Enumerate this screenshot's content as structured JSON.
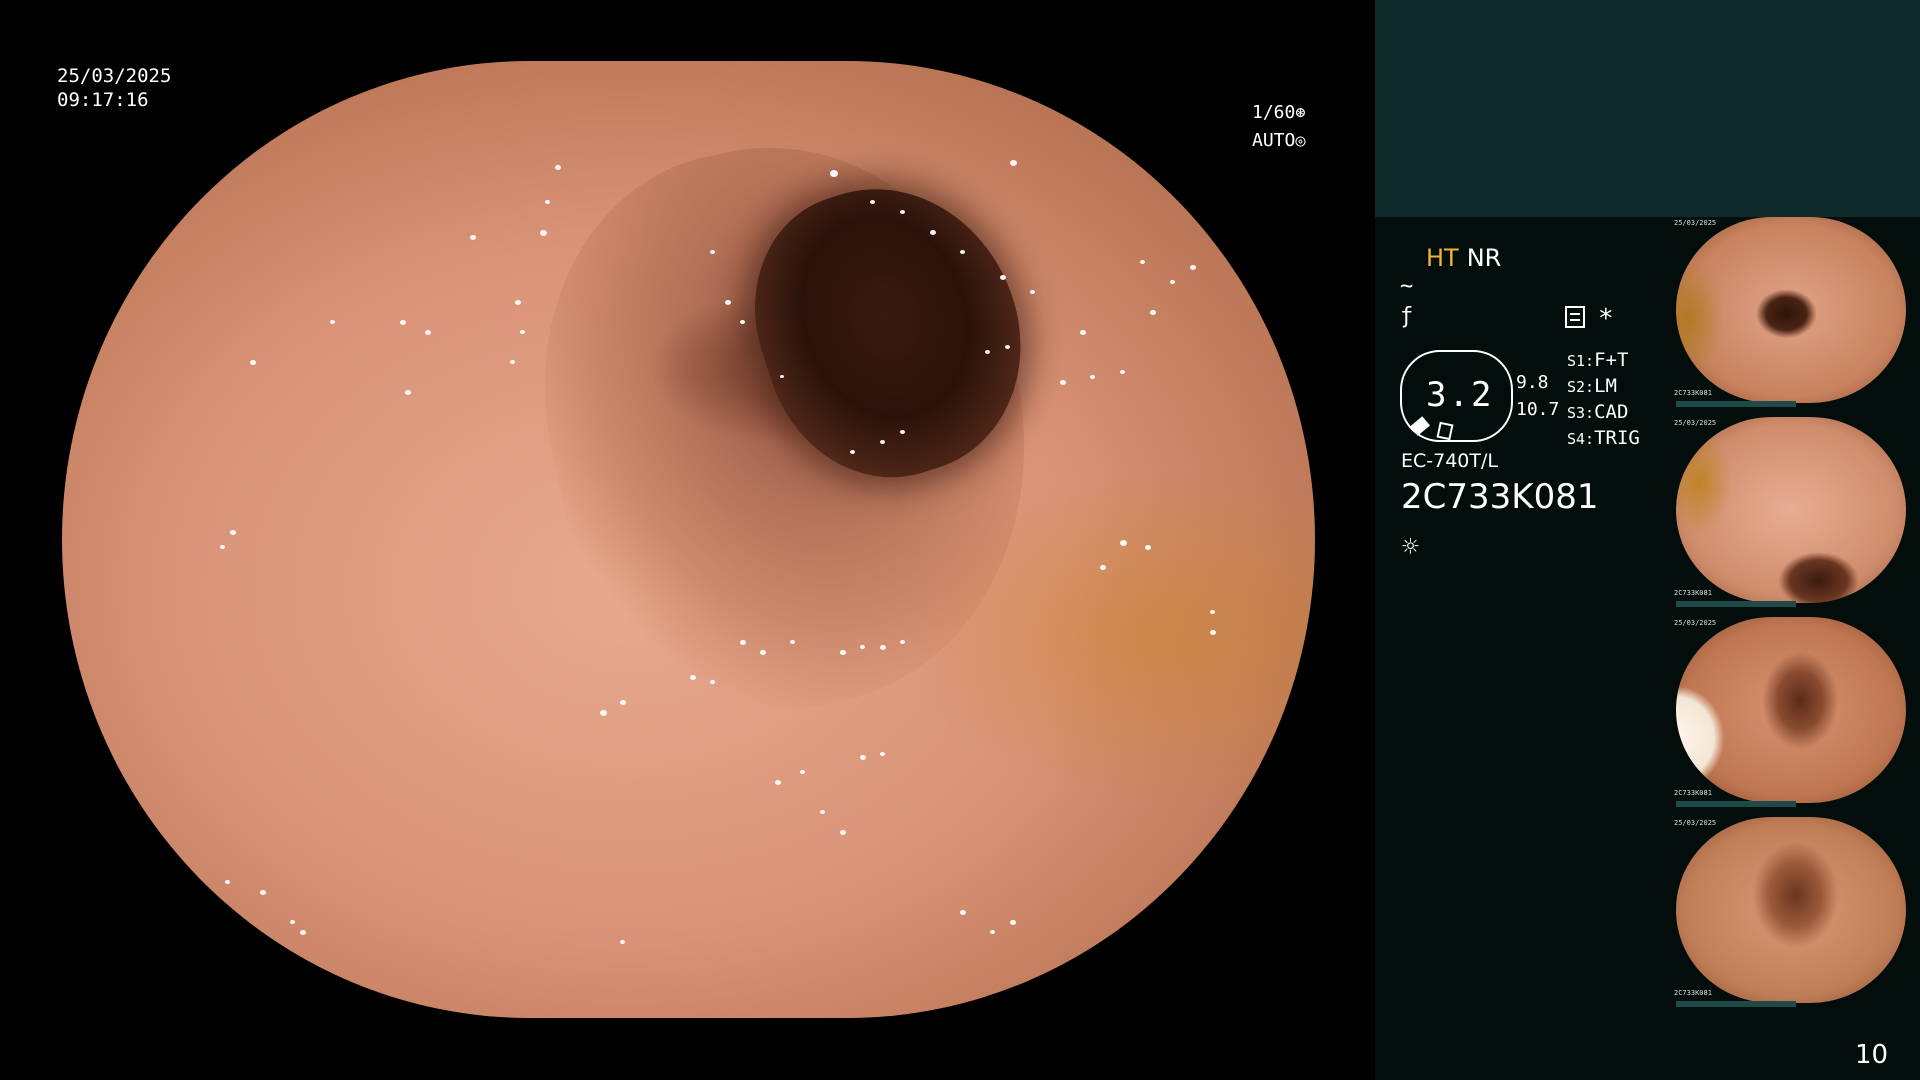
{
  "overlay": {
    "date": "25/03/2025",
    "time": "09:17:16",
    "shutter": "1/60",
    "shutter_icon": "aperture-icon",
    "iris": "AUTO",
    "iris_icon": "iris-icon"
  },
  "panel": {
    "ht_label": "HT",
    "nr_label": "NR",
    "ht_color": "#f2b531",
    "gauge_value": "3.2",
    "gauge_upper": "9.8",
    "gauge_lower": "10.7",
    "settings": [
      {
        "key": "S1:",
        "value": "F+T"
      },
      {
        "key": "S2:",
        "value": "LM"
      },
      {
        "key": "S3:",
        "value": "CAD"
      },
      {
        "key": "S4:",
        "value": "TRIG"
      }
    ],
    "asterisk": "*",
    "model": "EC-740T/L",
    "serial": "2C733K081",
    "sun_glyph": "☼",
    "bg_color": "#030d0c",
    "top_color": "#0f2a2a"
  },
  "thumbnails": [
    {
      "stamp_date": "25/03/2025",
      "stamp_serial": "2C733K081"
    },
    {
      "stamp_date": "25/03/2025",
      "stamp_serial": "2C733K081"
    },
    {
      "stamp_date": "25/03/2025",
      "stamp_serial": "2C733K081"
    },
    {
      "stamp_date": "25/03/2025",
      "stamp_serial": "2C733K081"
    }
  ],
  "page_number": "10"
}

_ _ _

Quote every line of the records above exactly; no picture is to be copied.

Enumerate this screenshot's content as structured JSON.
{
  "overlay": {
    "date": "25/03/2025",
    "time": "09:17:16",
    "shutter": "1/60",
    "shutter_icon": "aperture-icon",
    "iris": "AUTO",
    "iris_icon": "iris-icon"
  },
  "panel": {
    "ht_label": "HT",
    "nr_label": "NR",
    "ht_color": "#f2b531",
    "gauge_value": "3.2",
    "gauge_upper": "9.8",
    "gauge_lower": "10.7",
    "settings": [
      {
        "key": "S1:",
        "value": "F+T"
      },
      {
        "key": "S2:",
        "value": "LM"
      },
      {
        "key": "S3:",
        "value": "CAD"
      },
      {
        "key": "S4:",
        "value": "TRIG"
      }
    ],
    "asterisk": "*",
    "model": "EC-740T/L",
    "serial": "2C733K081",
    "sun_glyph": "☼",
    "bg_color": "#030d0c",
    "top_color": "#0f2a2a"
  },
  "thumbnails": [
    {
      "stamp_date": "25/03/2025",
      "stamp_serial": "2C733K081"
    },
    {
      "stamp_date": "25/03/2025",
      "stamp_serial": "2C733K081"
    },
    {
      "stamp_date": "25/03/2025",
      "stamp_serial": "2C733K081"
    },
    {
      "stamp_date": "25/03/2025",
      "stamp_serial": "2C733K081"
    }
  ],
  "page_number": "10"
}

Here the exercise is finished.